▶ [AIM]
Copy out every line that contains "nbert".

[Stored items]
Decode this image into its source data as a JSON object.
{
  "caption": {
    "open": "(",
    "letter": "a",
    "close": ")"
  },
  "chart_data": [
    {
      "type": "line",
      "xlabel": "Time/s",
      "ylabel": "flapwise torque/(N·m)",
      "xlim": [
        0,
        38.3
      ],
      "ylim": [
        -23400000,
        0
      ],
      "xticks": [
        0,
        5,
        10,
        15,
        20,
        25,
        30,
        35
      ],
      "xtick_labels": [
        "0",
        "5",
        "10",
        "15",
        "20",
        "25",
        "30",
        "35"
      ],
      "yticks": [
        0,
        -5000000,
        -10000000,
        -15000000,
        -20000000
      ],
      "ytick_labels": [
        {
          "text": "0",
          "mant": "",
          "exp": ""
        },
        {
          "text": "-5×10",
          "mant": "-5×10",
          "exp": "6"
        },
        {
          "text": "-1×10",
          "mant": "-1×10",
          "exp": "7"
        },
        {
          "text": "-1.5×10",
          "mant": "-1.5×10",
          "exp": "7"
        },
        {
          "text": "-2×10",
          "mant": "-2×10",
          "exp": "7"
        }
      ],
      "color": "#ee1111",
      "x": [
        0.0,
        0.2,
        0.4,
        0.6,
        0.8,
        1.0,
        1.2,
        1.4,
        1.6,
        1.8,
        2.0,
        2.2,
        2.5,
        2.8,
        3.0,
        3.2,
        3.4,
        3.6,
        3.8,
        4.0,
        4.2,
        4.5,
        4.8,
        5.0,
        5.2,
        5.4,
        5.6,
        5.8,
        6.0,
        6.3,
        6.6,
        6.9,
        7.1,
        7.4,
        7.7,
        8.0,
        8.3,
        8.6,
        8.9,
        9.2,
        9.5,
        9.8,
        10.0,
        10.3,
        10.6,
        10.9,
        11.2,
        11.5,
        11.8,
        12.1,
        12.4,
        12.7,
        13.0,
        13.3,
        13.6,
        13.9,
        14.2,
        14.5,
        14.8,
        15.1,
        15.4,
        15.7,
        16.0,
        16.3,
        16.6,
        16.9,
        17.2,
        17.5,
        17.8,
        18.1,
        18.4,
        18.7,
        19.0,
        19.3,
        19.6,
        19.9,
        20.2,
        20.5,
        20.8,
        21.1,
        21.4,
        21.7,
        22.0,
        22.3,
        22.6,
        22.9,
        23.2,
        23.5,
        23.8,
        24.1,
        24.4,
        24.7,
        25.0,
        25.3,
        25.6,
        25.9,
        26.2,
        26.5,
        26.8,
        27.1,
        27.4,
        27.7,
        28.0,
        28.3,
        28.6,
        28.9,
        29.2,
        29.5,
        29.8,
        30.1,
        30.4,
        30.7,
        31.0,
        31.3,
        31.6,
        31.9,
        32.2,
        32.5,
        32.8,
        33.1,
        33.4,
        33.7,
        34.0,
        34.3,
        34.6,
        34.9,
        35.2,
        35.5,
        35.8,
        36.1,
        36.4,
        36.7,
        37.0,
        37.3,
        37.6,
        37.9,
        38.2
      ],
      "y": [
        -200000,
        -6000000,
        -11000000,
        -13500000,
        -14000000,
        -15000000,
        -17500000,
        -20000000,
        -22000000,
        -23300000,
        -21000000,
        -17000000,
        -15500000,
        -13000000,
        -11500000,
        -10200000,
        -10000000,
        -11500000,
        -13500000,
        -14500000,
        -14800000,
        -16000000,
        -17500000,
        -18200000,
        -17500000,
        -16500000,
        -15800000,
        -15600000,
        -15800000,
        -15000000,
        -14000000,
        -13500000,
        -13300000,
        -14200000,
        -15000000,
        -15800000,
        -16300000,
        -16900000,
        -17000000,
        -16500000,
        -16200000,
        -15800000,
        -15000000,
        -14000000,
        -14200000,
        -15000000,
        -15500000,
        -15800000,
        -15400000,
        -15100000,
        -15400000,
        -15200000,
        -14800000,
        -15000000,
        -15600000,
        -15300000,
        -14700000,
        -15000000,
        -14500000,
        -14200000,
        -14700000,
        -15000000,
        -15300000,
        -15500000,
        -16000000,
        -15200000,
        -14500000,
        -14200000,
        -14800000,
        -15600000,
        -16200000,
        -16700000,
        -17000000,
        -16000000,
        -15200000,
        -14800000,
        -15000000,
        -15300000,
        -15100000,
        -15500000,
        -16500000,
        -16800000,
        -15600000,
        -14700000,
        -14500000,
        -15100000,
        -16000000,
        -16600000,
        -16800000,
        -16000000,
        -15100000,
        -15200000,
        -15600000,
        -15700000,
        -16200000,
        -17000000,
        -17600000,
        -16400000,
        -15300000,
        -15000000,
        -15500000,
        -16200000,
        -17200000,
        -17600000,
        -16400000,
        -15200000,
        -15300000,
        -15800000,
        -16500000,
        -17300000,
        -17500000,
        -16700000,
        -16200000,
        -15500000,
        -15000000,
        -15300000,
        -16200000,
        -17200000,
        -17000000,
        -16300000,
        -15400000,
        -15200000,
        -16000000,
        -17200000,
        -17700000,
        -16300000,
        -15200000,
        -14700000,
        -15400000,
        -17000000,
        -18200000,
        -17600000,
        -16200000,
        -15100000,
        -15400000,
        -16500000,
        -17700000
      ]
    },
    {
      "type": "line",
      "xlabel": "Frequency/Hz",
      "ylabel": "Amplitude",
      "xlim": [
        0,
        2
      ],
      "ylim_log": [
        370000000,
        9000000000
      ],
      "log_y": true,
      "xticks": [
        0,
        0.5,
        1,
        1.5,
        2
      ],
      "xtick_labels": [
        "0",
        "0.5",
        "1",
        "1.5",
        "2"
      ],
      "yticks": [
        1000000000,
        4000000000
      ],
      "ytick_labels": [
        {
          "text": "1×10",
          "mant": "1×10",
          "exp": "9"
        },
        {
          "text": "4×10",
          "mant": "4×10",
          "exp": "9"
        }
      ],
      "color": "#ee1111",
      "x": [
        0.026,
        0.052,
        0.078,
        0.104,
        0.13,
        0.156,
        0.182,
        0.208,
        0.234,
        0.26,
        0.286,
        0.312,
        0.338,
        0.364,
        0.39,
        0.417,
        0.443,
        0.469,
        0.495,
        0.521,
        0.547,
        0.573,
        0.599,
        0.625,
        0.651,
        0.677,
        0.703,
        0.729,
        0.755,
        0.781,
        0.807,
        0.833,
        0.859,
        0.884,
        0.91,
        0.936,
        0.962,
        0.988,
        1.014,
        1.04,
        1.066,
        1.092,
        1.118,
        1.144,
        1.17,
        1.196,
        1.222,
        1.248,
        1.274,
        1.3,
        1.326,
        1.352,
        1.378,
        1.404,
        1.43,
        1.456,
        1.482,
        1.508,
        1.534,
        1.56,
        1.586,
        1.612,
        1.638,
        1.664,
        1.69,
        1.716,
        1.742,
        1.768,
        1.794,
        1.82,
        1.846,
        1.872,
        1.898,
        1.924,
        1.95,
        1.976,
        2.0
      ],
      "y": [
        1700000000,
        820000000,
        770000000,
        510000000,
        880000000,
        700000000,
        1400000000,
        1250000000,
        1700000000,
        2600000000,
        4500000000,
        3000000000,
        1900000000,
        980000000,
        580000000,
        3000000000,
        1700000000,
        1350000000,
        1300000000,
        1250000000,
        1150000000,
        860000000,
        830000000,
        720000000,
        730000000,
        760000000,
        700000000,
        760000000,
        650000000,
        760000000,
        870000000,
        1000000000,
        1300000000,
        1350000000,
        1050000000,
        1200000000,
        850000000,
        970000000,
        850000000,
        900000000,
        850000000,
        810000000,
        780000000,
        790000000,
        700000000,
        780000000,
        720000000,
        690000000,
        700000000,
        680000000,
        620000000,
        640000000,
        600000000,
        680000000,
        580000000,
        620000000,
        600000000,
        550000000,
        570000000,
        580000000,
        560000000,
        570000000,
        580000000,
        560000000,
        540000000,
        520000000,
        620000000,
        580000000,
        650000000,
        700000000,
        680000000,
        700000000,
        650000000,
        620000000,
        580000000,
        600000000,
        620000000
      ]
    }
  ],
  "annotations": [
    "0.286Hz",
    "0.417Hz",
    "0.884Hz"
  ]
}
* * *
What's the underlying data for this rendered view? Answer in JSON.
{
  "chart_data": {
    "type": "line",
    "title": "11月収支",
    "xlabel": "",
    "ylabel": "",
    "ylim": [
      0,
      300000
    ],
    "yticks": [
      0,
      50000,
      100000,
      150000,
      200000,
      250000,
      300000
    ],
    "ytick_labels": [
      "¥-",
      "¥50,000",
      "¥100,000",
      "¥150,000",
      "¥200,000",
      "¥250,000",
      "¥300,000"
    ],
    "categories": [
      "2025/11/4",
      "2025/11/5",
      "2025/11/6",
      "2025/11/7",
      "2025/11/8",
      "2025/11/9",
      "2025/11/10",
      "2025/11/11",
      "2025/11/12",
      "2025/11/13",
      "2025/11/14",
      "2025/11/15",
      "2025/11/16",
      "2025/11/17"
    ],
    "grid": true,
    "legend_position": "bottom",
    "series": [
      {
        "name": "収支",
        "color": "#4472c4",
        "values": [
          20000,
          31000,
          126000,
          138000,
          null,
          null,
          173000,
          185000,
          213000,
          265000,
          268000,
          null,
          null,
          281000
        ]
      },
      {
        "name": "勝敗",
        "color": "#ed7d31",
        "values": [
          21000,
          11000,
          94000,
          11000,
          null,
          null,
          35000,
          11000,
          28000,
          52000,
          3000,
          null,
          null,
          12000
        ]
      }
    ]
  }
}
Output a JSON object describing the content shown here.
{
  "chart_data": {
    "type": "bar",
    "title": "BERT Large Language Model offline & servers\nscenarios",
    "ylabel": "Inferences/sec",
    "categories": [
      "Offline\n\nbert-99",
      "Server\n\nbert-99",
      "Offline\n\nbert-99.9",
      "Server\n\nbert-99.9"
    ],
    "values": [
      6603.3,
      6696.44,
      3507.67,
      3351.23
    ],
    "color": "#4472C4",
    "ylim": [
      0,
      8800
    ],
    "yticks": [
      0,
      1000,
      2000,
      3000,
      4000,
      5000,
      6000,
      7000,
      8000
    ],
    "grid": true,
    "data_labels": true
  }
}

▶ [COMPLETED TASK]
      "Offline\n\nbert-99",
      "Server\n\nbert-99",
      "Offline\n\nbert-99.9",
      "Server\n\nbert-99.9"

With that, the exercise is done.